PROBLEM REQUIREMENTS: Copy out the lines below verbatim, every one of them, without changing anything.
--
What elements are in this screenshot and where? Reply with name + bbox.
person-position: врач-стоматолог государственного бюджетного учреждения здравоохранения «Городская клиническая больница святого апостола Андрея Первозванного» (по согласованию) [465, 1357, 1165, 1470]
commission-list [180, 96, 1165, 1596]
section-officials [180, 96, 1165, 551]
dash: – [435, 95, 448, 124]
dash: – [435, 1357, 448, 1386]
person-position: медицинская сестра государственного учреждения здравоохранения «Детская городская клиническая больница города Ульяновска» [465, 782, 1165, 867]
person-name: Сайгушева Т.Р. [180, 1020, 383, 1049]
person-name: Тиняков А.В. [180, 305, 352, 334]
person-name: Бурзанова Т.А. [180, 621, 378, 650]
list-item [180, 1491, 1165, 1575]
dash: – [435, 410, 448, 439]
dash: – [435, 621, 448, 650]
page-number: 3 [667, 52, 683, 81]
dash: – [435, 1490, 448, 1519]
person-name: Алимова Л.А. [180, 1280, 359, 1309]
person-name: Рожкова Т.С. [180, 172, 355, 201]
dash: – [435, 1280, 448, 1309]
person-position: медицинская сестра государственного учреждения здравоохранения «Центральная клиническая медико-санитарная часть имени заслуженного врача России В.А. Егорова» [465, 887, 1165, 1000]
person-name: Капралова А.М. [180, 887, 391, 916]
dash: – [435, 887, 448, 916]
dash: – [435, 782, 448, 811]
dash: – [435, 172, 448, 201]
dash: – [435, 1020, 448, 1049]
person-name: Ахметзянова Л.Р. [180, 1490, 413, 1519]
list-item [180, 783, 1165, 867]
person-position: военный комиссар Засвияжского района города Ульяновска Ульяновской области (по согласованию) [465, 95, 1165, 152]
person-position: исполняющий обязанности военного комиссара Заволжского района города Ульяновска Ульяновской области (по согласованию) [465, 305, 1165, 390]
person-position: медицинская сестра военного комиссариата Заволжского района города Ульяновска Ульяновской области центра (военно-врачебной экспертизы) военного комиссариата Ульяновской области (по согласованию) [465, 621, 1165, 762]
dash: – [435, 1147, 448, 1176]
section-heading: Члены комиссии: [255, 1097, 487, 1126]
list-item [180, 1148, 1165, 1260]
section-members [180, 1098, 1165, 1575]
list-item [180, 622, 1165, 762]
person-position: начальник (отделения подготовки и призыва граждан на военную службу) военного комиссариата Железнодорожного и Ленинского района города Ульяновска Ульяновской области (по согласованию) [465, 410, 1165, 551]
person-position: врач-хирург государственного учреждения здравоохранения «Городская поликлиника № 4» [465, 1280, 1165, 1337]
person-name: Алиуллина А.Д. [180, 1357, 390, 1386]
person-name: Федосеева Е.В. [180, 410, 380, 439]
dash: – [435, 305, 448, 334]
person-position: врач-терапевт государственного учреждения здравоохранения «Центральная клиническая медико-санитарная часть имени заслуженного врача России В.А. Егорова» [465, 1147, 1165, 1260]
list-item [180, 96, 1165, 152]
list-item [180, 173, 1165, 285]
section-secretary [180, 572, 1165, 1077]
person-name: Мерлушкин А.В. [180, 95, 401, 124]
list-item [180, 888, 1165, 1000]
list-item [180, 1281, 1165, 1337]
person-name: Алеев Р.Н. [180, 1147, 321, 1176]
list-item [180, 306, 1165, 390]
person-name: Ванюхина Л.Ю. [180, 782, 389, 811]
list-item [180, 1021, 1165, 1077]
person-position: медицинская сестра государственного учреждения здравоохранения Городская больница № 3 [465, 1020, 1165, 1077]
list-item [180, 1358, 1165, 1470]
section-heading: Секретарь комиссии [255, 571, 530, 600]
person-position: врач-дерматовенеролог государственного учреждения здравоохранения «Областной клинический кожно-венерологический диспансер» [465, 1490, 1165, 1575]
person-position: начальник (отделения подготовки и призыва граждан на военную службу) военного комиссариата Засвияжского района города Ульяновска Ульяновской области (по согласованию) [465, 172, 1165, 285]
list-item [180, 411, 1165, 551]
--
THE SOLUTION:
What elements are in this screenshot and where? Reply with name + bbox.
person-position: врач-стоматолог государственного бюджетного учреждения здравоохранения «Городская клиническая больница святого апостола Андрея Первозванного» (по согласованию) [465, 1357, 1165, 1470]
commission-list [180, 96, 1165, 1596]
section-officials [180, 96, 1165, 551]
dash: – [435, 95, 448, 124]
dash: – [435, 1357, 448, 1386]
person-position: медицинская сестра государственного учреждения здравоохранения «Детская городская клиническая больница города Ульяновска» [465, 782, 1165, 867]
person-name: Сайгушева Т.Р. [180, 1020, 383, 1049]
person-name: Тиняков А.В. [180, 305, 352, 334]
person-name: Бурзанова Т.А. [180, 621, 378, 650]
list-item [180, 1491, 1165, 1575]
dash: – [435, 410, 448, 439]
dash: – [435, 621, 448, 650]
page-number: 3 [667, 52, 683, 81]
dash: – [435, 1490, 448, 1519]
person-name: Алимова Л.А. [180, 1280, 359, 1309]
person-name: Рожкова Т.С. [180, 172, 355, 201]
dash: – [435, 1280, 448, 1309]
person-position: медицинская сестра государственного учреждения здравоохранения «Центральная клиническая медико-санитарная часть имени заслуженного врача России В.А. Егорова» [465, 887, 1165, 1000]
person-name: Капралова А.М. [180, 887, 391, 916]
dash: – [435, 887, 448, 916]
dash: – [435, 782, 448, 811]
dash: – [435, 172, 448, 201]
dash: – [435, 1020, 448, 1049]
person-name: Ахметзянова Л.Р. [180, 1490, 413, 1519]
list-item [180, 783, 1165, 867]
person-position: военный комиссар Засвияжского района города Ульяновска Ульяновской области (по согласованию) [465, 95, 1165, 152]
person-position: исполняющий обязанности военного комиссара Заволжского района города Ульяновска Ульяновской области (по согласованию) [465, 305, 1165, 390]
person-position: медицинская сестра военного комиссариата Заволжского района города Ульяновска Ульяновской области центра (военно-врачебной экспертизы) военного комиссариата Ульяновской области (по согласованию) [465, 621, 1165, 762]
dash: – [435, 1147, 448, 1176]
section-heading: Члены комиссии: [255, 1097, 487, 1126]
list-item [180, 1148, 1165, 1260]
section-members [180, 1098, 1165, 1575]
list-item [180, 622, 1165, 762]
person-position: начальник (отделения подготовки и призыва граждан на военную службу) военного комиссариата Железнодорожного и Ленинского района города Ульяновска Ульяновской области (по согласованию) [465, 410, 1165, 551]
person-position: врач-хирург государственного учреждения здравоохранения «Городская поликлиника № 4» [465, 1280, 1165, 1337]
person-name: Алиуллина А.Д. [180, 1357, 390, 1386]
person-name: Федосеева Е.В. [180, 410, 380, 439]
dash: – [435, 305, 448, 334]
person-position: врач-терапевт государственного учреждения здравоохранения «Центральная клиническая медико-санитарная часть имени заслуженного врача России В.А. Егорова» [465, 1147, 1165, 1260]
list-item [180, 96, 1165, 152]
list-item [180, 173, 1165, 285]
section-secretary [180, 572, 1165, 1077]
person-name: Мерлушкин А.В. [180, 95, 401, 124]
list-item [180, 888, 1165, 1000]
list-item [180, 1281, 1165, 1337]
person-name: Алеев Р.Н. [180, 1147, 321, 1176]
list-item [180, 306, 1165, 390]
person-name: Ванюхина Л.Ю. [180, 782, 389, 811]
list-item [180, 1021, 1165, 1077]
person-position: медицинская сестра государственного учреждения здравоохранения Городская больница № 3 [465, 1020, 1165, 1077]
list-item [180, 1358, 1165, 1470]
section-heading: Секретарь комиссии [255, 571, 530, 600]
person-position: врач-дерматовенеролог государственного учреждения здравоохранения «Областной клинический кожно-венерологический диспансер» [465, 1490, 1165, 1575]
person-position: начальник (отделения подготовки и призыва граждан на военную службу) военного комиссариата Засвияжского района города Ульяновска Ульяновской области (по согласованию) [465, 172, 1165, 285]
list-item [180, 411, 1165, 551]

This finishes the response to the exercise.